● Goal: Copy, from the entries below, each line in which the string "Electricity" appears.

● Provided records:
═══

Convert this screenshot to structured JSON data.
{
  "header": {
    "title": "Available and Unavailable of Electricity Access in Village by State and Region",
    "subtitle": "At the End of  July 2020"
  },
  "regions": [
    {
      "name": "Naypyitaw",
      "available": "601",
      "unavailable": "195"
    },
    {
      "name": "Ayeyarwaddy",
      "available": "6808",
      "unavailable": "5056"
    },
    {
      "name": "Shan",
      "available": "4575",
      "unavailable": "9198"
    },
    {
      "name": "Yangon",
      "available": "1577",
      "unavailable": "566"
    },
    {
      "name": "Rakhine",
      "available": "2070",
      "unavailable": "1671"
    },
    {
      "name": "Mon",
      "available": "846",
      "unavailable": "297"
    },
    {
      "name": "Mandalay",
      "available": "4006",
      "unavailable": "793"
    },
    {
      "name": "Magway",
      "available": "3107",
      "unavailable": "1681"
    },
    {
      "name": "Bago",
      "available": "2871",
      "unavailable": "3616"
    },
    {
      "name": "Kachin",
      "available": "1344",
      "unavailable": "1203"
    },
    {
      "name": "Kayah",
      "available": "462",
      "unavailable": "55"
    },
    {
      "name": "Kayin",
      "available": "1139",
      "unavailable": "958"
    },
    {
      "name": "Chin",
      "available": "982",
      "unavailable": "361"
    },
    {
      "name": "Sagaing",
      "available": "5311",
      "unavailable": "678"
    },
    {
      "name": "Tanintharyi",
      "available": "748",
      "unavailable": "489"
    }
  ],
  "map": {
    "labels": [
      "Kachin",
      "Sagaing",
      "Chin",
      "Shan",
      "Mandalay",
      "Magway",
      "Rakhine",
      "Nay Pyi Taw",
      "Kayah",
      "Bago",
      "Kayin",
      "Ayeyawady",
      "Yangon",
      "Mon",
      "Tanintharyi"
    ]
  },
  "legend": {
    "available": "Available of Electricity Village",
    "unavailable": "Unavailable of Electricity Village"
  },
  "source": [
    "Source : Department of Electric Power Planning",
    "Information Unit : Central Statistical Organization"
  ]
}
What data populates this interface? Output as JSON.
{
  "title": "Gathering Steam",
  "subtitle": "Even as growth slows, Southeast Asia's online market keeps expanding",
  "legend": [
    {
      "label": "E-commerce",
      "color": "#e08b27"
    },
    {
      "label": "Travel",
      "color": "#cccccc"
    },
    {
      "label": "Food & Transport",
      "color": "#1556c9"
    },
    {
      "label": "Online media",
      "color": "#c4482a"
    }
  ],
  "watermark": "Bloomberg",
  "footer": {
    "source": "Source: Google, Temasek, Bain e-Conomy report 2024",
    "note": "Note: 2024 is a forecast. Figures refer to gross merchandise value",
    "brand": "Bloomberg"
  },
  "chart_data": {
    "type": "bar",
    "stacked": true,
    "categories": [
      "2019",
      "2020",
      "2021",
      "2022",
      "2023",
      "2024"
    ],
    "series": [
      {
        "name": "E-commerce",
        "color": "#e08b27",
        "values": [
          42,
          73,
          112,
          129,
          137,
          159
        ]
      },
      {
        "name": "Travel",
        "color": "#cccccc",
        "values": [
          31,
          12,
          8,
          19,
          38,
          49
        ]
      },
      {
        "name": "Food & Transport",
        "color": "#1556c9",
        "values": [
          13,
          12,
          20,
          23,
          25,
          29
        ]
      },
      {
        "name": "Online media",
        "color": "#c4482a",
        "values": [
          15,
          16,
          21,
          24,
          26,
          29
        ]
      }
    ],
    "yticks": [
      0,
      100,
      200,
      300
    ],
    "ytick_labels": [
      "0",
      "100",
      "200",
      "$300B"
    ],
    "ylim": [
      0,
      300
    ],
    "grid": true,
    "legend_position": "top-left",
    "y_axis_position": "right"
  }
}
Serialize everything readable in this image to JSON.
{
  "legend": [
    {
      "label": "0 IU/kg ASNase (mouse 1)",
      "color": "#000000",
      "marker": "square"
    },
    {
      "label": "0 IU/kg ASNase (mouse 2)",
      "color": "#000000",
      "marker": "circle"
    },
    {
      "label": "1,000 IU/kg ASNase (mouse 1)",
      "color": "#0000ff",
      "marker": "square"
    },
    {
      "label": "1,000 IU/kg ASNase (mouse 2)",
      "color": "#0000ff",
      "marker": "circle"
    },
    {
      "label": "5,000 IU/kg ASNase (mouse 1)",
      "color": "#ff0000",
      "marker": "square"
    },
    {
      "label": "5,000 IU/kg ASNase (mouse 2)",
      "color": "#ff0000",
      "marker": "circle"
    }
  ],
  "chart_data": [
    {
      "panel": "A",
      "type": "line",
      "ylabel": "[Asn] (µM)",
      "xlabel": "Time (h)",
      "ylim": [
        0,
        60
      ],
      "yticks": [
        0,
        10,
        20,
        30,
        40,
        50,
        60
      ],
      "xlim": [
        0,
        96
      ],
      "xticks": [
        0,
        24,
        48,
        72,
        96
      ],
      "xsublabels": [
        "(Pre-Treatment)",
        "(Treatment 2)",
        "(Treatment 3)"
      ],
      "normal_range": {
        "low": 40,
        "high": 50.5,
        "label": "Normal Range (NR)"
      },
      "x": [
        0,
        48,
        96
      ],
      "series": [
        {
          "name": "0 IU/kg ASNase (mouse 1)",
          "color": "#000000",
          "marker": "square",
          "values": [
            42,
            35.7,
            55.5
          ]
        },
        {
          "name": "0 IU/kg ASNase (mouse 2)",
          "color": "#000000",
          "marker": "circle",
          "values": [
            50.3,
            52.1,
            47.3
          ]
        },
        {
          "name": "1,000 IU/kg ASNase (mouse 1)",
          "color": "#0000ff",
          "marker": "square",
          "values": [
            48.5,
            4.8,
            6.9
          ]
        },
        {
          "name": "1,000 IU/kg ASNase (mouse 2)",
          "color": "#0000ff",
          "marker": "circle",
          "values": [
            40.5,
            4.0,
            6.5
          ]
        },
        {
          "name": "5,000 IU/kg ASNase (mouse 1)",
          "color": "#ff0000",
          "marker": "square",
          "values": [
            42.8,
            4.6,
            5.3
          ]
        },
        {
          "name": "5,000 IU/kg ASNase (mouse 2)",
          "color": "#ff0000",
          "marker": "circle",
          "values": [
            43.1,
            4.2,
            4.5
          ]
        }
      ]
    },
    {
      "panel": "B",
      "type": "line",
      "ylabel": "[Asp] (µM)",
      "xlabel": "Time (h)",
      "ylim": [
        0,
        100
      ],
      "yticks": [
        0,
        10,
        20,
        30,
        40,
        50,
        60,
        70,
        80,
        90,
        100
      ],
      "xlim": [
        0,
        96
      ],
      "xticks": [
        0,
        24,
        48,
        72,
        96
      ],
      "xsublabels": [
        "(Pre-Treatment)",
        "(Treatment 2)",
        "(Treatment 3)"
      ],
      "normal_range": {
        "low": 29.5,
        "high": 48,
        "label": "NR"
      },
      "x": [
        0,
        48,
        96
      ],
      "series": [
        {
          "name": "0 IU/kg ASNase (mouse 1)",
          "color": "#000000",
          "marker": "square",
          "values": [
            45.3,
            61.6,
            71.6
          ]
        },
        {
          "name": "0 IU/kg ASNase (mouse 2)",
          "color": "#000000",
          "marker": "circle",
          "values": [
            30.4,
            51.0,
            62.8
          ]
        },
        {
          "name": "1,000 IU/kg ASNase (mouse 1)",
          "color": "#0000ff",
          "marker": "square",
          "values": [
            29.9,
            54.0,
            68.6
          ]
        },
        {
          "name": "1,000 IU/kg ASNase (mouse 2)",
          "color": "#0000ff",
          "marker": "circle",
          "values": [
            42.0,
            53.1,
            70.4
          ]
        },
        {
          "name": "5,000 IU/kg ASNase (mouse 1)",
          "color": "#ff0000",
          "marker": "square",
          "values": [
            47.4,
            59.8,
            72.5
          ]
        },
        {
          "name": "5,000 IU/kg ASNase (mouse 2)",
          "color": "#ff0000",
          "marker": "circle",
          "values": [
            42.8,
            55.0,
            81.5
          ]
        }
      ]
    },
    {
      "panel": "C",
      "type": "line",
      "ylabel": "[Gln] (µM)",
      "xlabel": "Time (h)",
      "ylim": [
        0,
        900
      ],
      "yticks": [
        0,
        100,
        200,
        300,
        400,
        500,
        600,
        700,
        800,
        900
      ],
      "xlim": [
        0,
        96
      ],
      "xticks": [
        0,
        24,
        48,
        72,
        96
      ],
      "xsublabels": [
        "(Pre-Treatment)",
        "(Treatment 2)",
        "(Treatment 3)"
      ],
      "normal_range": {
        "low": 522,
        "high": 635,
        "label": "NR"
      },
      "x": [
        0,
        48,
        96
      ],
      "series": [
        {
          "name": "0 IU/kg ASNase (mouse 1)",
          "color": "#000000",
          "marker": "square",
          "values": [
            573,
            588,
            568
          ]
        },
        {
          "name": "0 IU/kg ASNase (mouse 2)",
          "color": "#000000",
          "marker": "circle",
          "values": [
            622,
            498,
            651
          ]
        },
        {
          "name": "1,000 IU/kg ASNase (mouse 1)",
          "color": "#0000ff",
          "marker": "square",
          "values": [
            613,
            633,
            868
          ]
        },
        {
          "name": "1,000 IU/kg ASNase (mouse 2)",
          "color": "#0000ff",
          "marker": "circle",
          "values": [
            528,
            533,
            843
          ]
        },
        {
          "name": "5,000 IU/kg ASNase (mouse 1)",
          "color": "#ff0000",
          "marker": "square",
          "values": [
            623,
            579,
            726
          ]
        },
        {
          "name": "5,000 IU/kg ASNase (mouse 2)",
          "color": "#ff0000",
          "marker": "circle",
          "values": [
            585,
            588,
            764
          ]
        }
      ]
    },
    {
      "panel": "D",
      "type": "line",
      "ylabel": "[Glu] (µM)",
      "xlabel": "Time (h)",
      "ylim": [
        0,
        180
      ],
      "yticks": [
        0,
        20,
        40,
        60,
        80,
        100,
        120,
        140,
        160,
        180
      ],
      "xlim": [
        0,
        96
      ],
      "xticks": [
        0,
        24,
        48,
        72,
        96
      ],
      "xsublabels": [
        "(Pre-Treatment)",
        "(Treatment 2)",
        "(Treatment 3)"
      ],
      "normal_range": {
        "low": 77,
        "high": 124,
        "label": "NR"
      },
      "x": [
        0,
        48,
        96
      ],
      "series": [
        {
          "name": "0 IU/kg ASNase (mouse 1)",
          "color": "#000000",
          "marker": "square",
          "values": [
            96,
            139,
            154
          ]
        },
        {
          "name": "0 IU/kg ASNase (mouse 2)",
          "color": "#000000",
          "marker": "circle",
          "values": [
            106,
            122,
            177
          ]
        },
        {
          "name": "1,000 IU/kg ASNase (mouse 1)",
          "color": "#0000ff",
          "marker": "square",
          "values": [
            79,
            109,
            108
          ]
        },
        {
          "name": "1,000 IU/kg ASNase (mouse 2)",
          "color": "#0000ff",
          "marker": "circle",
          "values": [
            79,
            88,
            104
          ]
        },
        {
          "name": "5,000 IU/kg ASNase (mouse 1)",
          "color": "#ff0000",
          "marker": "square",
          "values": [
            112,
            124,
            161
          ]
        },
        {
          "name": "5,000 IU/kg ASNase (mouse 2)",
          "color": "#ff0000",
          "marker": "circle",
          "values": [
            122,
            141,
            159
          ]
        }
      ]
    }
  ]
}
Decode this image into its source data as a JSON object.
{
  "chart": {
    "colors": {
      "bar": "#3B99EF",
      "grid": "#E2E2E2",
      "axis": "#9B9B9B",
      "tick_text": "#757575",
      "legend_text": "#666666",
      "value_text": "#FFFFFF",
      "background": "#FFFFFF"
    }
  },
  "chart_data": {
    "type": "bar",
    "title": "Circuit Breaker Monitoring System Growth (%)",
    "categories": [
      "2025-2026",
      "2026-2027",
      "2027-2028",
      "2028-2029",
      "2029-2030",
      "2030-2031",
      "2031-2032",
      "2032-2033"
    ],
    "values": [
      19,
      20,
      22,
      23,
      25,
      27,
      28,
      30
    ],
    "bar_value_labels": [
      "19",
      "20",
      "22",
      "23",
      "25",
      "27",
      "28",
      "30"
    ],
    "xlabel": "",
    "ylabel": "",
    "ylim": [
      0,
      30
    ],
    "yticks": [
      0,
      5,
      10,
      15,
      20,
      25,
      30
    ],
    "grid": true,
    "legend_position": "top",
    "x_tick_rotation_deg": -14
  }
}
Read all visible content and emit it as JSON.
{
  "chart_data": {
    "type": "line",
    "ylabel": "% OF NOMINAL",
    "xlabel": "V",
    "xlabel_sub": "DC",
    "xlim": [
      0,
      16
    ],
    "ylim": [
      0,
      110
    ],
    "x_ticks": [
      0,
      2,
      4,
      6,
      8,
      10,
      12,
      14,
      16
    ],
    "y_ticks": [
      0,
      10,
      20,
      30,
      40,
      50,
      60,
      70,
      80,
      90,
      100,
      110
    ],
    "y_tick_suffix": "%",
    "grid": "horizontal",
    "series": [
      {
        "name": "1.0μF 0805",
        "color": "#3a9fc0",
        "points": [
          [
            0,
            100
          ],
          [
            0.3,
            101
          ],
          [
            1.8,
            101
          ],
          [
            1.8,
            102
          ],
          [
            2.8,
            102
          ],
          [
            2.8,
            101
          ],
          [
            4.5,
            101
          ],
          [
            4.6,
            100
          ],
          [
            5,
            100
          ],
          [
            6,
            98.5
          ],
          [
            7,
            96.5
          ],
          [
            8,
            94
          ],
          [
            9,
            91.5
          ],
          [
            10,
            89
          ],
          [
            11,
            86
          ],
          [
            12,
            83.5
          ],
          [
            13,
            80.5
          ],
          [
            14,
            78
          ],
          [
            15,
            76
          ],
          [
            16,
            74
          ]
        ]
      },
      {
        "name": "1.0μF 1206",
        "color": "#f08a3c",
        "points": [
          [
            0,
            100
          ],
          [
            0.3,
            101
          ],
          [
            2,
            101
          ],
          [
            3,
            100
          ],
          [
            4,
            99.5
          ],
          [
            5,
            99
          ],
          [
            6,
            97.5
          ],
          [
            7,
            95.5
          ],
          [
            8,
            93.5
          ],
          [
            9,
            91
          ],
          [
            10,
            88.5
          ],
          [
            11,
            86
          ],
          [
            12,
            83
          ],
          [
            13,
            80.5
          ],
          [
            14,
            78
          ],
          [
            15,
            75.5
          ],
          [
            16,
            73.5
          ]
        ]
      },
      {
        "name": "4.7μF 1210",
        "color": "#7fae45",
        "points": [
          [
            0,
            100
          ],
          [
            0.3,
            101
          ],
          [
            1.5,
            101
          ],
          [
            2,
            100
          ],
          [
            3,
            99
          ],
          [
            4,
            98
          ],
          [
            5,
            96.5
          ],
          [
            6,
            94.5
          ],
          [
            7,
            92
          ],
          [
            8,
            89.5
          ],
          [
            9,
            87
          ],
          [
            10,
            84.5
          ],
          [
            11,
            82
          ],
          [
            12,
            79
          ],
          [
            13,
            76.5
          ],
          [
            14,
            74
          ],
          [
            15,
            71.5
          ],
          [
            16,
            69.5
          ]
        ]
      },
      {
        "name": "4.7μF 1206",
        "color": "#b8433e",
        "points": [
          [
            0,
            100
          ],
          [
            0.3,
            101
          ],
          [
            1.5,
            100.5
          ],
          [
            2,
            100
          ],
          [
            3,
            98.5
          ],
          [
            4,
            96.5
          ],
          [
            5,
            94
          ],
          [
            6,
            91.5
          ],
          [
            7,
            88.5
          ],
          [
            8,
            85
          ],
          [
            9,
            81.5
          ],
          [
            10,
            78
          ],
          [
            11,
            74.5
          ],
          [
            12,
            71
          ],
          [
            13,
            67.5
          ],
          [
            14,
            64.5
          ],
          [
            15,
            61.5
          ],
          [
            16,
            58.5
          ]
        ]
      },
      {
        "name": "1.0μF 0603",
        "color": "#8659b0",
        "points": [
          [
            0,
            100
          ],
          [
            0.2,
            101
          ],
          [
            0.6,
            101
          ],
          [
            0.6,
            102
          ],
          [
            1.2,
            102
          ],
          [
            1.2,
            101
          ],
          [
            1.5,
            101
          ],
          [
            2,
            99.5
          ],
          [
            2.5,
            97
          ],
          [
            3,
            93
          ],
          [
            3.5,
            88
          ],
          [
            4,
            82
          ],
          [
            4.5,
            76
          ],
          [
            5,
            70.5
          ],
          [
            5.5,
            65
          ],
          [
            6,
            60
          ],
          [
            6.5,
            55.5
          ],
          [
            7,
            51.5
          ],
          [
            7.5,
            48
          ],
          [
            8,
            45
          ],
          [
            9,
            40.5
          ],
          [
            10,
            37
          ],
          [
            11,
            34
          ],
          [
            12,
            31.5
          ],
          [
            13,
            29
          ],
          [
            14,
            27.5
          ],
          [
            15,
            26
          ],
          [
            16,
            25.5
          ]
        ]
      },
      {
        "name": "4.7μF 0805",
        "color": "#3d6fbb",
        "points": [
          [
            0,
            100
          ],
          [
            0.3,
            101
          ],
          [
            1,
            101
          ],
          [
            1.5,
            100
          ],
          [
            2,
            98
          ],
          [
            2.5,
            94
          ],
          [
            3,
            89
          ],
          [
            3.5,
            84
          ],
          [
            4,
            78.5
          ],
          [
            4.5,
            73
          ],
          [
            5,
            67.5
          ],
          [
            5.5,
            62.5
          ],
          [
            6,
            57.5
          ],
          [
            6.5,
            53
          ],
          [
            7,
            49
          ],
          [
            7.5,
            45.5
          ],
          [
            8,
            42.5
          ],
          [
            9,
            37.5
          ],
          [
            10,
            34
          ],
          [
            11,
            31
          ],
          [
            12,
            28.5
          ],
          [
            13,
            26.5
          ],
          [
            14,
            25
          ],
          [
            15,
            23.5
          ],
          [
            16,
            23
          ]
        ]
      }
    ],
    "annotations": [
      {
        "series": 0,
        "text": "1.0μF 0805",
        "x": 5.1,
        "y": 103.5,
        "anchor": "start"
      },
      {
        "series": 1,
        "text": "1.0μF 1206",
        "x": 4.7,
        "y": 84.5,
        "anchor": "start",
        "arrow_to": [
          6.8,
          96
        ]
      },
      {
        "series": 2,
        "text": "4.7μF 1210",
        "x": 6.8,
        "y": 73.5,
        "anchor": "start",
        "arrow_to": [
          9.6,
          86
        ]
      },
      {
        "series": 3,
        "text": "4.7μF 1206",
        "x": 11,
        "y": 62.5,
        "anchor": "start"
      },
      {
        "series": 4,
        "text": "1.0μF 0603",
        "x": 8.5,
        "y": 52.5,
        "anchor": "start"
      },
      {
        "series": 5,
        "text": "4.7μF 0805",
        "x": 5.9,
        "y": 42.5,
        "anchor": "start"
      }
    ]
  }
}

═══

● Solution to this task:
    "title": "Available and Unavailable of Electricity Access in Village by State and Region",
    "available": "Available of Electricity Village",
    "unavailable": "Unavailable of Electricity Village"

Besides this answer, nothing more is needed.